• **Dataset excerpts**:
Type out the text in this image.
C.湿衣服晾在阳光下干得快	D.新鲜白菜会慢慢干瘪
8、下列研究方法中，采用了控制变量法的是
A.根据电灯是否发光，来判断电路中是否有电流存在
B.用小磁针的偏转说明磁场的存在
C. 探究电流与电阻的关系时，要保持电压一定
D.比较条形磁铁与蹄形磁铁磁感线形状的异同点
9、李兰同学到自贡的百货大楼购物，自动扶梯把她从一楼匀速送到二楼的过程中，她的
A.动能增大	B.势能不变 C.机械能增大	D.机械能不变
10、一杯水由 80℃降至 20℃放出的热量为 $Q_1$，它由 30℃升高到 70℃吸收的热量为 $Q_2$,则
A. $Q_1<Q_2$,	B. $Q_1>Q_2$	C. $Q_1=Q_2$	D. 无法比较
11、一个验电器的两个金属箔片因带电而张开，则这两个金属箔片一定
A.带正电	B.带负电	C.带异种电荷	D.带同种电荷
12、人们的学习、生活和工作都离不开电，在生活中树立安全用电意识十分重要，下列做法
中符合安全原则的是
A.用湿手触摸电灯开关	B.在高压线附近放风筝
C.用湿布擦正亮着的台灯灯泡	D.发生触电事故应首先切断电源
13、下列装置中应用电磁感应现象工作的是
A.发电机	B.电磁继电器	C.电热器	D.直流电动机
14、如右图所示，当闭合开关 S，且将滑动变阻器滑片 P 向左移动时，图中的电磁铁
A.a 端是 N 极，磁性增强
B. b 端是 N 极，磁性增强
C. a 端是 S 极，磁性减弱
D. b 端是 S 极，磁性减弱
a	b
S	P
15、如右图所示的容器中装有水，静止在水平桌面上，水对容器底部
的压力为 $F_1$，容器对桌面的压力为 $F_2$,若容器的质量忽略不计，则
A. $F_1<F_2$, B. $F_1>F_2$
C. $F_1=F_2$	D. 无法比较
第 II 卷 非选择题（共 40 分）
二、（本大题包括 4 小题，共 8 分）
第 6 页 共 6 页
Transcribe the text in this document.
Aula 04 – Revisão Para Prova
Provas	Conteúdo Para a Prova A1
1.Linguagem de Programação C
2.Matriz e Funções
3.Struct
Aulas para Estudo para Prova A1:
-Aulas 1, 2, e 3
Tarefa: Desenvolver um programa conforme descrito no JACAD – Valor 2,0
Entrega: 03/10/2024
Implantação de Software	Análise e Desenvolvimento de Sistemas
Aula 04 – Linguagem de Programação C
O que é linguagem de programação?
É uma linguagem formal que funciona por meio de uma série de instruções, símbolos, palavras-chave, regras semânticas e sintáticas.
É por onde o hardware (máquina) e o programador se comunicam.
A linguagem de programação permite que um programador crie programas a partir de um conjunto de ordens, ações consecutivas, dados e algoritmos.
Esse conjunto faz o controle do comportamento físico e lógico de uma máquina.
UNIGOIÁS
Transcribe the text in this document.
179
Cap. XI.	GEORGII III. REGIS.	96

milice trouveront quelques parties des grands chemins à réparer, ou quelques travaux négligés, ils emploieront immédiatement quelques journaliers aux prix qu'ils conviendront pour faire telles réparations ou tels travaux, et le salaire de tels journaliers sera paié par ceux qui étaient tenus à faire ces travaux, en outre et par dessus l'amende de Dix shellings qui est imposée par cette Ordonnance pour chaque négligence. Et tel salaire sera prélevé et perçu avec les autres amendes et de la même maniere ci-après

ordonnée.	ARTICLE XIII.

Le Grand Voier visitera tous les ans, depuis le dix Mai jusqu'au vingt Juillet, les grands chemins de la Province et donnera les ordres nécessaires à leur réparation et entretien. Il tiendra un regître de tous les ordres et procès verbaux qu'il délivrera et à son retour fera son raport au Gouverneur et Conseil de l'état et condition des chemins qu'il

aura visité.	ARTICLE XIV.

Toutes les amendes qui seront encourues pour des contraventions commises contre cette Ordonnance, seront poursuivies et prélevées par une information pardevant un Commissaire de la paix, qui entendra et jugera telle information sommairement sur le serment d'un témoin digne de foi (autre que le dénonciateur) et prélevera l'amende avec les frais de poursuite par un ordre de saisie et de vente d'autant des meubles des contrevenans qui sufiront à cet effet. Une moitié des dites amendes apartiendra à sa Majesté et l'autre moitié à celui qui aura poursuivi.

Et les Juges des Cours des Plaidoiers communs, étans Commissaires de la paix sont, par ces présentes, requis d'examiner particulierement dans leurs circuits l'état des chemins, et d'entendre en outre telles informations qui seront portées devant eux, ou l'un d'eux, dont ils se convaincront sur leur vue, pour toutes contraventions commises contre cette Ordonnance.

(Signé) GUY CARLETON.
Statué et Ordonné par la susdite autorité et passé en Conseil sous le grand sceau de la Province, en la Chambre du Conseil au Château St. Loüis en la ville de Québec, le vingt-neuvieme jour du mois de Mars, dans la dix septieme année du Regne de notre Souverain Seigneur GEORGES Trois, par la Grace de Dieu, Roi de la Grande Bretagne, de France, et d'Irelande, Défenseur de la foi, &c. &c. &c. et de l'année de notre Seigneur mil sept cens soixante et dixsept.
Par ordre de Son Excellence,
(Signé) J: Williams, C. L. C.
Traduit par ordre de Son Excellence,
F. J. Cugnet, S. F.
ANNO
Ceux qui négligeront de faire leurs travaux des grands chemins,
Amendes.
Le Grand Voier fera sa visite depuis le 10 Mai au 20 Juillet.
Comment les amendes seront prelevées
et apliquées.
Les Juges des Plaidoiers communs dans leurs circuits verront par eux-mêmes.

• **Your goal**: Copy out every line of the data that includes the word "communs".

• **Answer to the task**:
Et les Juges des Cours des Plaidoiers communs, étans Commissaires de la paix sont, par ces présentes, requis d'examiner particulierement dans leurs circuits l'état des chemins, et d'entendre en outre telles informations qui seront portées devant eux, ou l'un d'eux, dont ils se convaincront sur leur vue, pour toutes contraventions commises contre cette Ordonnance.
Les Juges des Plaidoiers communs dans leurs circuits verront par eux-mêmes.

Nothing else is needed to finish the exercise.